====== Records provided ======
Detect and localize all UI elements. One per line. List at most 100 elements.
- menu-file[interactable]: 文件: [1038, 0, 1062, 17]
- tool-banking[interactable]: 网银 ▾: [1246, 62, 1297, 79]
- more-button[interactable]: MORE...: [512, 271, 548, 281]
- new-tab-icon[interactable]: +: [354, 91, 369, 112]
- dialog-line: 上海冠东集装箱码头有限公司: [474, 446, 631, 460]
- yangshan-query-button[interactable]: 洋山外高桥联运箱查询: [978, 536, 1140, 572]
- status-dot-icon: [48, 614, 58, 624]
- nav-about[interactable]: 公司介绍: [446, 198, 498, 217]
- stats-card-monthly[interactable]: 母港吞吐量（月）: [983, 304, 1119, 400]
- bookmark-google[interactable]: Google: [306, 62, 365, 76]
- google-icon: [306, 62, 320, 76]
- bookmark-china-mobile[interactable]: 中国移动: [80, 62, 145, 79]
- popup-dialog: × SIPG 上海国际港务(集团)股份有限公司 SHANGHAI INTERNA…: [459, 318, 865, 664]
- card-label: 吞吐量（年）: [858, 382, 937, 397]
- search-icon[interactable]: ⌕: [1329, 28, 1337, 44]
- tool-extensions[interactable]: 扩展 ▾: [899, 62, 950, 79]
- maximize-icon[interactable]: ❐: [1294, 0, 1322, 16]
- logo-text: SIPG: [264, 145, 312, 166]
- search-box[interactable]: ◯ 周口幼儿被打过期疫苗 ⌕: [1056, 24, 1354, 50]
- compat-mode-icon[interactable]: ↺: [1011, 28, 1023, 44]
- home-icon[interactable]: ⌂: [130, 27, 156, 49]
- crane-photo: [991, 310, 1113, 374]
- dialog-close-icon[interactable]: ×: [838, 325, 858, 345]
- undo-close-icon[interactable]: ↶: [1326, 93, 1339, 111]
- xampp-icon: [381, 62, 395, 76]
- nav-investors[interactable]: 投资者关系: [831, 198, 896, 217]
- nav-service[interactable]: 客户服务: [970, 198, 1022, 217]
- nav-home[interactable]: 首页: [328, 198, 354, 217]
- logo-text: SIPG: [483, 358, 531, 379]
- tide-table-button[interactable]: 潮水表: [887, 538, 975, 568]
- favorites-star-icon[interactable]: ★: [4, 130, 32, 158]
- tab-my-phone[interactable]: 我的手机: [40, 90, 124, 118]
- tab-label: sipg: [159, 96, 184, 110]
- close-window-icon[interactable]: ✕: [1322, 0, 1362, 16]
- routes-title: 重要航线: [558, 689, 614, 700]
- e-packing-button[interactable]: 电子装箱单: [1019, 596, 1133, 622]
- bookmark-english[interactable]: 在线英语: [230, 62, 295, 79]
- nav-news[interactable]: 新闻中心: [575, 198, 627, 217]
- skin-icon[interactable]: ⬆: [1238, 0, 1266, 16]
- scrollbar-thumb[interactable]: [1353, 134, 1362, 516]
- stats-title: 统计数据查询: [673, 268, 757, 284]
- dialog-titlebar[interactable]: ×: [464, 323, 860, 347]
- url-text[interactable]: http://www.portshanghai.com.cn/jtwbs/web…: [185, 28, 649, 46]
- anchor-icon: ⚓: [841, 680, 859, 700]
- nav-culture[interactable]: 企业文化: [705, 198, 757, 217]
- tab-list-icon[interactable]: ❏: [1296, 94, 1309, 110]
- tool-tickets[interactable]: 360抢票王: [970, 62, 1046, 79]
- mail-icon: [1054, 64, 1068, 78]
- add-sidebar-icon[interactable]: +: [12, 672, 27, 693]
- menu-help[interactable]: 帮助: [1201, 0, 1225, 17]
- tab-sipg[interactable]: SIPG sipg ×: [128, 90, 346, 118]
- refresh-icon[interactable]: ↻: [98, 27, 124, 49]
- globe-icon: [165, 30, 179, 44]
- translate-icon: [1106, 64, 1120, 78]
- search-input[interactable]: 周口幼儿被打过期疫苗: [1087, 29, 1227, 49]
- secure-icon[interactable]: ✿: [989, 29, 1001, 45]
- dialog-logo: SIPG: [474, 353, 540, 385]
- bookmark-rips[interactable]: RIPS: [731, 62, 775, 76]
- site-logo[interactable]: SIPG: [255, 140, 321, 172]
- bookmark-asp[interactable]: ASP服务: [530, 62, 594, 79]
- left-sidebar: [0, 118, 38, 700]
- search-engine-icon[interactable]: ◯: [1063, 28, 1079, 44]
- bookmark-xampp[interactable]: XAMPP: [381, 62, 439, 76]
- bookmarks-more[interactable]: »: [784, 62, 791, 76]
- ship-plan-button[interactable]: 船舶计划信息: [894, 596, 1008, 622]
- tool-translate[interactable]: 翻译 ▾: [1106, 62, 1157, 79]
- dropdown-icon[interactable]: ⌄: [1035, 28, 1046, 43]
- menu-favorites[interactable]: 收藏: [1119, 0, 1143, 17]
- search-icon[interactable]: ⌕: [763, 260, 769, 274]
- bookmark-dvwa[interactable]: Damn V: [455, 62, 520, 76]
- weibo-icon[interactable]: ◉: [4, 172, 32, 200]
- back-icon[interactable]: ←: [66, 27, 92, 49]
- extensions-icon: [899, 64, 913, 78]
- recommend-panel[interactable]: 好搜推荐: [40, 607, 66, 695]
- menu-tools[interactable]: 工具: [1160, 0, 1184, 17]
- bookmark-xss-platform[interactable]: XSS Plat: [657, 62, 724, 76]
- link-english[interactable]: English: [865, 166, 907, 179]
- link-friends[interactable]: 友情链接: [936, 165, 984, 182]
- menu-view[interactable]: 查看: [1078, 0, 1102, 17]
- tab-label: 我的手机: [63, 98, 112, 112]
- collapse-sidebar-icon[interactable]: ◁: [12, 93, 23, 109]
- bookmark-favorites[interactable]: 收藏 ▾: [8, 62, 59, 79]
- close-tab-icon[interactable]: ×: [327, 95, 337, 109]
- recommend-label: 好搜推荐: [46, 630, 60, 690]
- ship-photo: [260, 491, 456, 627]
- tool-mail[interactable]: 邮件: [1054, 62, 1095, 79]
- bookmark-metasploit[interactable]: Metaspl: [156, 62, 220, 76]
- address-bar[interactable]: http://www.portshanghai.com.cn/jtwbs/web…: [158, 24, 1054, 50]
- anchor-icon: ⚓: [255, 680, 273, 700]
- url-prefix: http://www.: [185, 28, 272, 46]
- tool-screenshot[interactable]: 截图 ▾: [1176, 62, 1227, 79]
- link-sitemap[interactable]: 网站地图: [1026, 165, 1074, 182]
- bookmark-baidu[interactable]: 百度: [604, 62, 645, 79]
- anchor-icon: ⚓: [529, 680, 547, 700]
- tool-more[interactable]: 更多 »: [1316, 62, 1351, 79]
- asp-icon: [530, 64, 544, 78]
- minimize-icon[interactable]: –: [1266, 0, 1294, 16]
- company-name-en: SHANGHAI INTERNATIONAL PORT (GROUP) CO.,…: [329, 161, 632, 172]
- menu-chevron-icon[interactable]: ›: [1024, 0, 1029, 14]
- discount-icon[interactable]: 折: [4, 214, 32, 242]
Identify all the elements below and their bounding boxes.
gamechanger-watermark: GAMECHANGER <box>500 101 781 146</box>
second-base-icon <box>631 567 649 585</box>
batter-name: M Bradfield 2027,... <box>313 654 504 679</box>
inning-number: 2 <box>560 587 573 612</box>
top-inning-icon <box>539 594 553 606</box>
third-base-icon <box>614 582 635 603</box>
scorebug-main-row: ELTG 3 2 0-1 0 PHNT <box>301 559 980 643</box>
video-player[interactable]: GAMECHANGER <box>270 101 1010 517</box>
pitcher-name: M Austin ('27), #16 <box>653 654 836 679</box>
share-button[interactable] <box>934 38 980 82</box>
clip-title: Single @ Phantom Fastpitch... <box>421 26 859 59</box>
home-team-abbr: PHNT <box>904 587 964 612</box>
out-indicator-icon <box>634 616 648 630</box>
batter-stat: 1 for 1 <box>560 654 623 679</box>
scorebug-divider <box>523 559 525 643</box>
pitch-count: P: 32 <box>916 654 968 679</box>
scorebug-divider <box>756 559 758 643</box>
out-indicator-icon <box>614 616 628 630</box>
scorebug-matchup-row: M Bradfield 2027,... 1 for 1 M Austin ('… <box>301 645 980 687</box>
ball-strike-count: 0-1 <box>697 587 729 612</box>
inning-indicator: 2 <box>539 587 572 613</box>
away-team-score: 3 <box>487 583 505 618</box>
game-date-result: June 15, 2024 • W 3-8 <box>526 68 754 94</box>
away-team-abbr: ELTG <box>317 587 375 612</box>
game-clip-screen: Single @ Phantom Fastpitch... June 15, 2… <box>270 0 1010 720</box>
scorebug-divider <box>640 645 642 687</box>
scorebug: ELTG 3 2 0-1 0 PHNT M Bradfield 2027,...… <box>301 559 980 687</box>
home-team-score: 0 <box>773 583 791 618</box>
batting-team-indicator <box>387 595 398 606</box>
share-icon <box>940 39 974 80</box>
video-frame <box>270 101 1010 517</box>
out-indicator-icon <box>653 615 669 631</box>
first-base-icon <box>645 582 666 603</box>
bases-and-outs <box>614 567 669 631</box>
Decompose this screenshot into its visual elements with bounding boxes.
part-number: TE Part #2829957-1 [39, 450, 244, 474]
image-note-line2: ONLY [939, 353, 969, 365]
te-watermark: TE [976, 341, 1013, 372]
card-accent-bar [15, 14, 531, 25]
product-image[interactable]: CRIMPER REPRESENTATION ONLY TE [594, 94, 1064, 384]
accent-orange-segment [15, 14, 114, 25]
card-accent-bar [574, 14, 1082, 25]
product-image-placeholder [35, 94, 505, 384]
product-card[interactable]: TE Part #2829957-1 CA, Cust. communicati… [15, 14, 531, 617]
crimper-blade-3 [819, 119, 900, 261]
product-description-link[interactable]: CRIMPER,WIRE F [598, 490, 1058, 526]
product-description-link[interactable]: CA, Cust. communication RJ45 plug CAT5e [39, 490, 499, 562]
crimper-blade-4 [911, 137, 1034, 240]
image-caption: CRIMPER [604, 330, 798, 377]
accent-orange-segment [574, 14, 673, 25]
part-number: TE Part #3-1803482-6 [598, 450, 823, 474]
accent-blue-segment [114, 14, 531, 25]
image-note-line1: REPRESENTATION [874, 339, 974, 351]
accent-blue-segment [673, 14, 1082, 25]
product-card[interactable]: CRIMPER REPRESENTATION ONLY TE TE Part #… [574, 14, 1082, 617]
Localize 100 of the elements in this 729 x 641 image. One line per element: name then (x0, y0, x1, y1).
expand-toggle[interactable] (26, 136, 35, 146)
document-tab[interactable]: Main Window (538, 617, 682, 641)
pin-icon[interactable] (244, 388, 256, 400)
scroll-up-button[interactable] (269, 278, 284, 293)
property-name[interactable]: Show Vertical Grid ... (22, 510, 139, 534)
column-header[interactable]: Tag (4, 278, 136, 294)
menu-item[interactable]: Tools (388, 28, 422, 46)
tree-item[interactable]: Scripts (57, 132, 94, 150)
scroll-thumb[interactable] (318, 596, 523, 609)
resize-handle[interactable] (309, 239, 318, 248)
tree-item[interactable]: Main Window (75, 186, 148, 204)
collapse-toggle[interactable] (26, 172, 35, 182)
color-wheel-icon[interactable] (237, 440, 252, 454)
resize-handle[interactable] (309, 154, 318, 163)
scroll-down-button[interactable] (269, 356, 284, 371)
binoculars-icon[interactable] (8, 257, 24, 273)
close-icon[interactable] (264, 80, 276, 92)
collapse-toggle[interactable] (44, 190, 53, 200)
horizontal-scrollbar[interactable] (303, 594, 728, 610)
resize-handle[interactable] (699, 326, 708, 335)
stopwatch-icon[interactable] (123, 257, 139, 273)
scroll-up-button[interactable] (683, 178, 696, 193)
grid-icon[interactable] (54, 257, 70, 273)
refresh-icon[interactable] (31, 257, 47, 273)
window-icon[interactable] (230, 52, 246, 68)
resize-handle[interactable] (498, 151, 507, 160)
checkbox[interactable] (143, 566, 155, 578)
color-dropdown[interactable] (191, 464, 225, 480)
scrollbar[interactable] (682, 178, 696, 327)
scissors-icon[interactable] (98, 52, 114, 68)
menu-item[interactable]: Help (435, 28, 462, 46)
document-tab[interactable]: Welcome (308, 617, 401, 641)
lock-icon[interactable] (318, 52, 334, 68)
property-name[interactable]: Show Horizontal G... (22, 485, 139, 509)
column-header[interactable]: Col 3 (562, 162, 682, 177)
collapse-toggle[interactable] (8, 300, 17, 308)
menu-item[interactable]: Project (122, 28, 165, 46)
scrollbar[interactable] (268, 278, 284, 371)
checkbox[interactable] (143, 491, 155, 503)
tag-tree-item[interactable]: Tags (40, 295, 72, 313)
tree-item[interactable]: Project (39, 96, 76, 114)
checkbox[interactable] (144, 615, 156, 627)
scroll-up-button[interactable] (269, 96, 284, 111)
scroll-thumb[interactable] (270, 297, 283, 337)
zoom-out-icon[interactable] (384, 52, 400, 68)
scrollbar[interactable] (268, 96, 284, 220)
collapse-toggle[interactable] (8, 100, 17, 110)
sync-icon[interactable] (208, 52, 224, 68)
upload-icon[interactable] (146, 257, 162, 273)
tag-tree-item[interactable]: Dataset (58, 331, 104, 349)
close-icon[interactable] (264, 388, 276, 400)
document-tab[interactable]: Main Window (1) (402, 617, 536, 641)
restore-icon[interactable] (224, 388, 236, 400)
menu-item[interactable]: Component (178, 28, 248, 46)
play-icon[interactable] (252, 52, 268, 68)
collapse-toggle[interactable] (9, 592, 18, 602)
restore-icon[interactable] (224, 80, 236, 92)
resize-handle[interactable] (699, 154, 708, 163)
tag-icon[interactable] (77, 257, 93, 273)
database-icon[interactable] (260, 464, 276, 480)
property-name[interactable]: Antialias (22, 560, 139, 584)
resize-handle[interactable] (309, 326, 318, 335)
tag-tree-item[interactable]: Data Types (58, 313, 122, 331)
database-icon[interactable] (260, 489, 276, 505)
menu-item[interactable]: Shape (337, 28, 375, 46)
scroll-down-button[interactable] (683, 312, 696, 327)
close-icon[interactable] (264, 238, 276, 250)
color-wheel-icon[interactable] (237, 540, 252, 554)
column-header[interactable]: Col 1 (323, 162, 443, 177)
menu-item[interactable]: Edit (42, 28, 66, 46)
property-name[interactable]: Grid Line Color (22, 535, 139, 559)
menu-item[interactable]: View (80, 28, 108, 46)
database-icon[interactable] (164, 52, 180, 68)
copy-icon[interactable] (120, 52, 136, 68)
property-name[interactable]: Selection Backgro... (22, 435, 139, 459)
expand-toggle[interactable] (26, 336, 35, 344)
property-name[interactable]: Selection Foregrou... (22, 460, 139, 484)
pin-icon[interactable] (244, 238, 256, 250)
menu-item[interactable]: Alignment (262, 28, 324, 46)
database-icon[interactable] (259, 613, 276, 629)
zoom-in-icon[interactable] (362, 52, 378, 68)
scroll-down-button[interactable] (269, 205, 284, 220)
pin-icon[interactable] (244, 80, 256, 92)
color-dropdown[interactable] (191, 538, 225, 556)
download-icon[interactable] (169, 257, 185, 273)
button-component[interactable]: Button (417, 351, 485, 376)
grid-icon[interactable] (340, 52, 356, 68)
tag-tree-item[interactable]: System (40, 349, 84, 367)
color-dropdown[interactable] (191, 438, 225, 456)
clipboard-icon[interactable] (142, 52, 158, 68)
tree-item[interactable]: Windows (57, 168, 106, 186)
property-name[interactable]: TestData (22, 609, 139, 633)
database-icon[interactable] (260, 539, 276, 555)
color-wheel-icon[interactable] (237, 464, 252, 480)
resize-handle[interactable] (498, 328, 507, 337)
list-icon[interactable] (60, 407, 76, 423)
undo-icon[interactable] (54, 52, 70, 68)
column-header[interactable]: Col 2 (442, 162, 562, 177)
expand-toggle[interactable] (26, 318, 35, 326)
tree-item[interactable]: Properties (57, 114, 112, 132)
======
Short exercise: Switch "status-dot-icon" to "status-light-icon" in the stretch from the start of the data through the line containing "- home-icon[interactable]: ⌂: [130, 27, 156, 49]", and give those lines again with nothing else changed.

Complete answer:
Detect and localize all UI elements. One per line. List at most 100 elements.
- menu-file[interactable]: 文件: [1038, 0, 1062, 17]
- tool-banking[interactable]: 网银 ▾: [1246, 62, 1297, 79]
- more-button[interactable]: MORE...: [512, 271, 548, 281]
- new-tab-icon[interactable]: +: [354, 91, 369, 112]
- dialog-line: 上海冠东集装箱码头有限公司: [474, 446, 631, 460]
- yangshan-query-button[interactable]: 洋山外高桥联运箱查询: [978, 536, 1140, 572]
- status-light-icon: [48, 614, 58, 624]
- nav-about[interactable]: 公司介绍: [446, 198, 498, 217]
- stats-card-monthly[interactable]: 母港吞吐量（月）: [983, 304, 1119, 400]
- bookmark-google[interactable]: Google: [306, 62, 365, 76]
- google-icon: [306, 62, 320, 76]
- bookmark-china-mobile[interactable]: 中国移动: [80, 62, 145, 79]
- popup-dialog: × SIPG 上海国际港务(集团)股份有限公司 SHANGHAI INTERNA…: [459, 318, 865, 664]
- card-label: 吞吐量（年）: [858, 382, 937, 397]
- search-icon[interactable]: ⌕: [1329, 28, 1337, 44]
- tool-extensions[interactable]: 扩展 ▾: [899, 62, 950, 79]
- maximize-icon[interactable]: ❐: [1294, 0, 1322, 16]
- logo-text: SIPG: [264, 145, 312, 166]
- search-box[interactable]: ◯ 周口幼儿被打过期疫苗 ⌕: [1056, 24, 1354, 50]
- compat-mode-icon[interactable]: ↺: [1011, 28, 1023, 44]
- home-icon[interactable]: ⌂: [130, 27, 156, 49]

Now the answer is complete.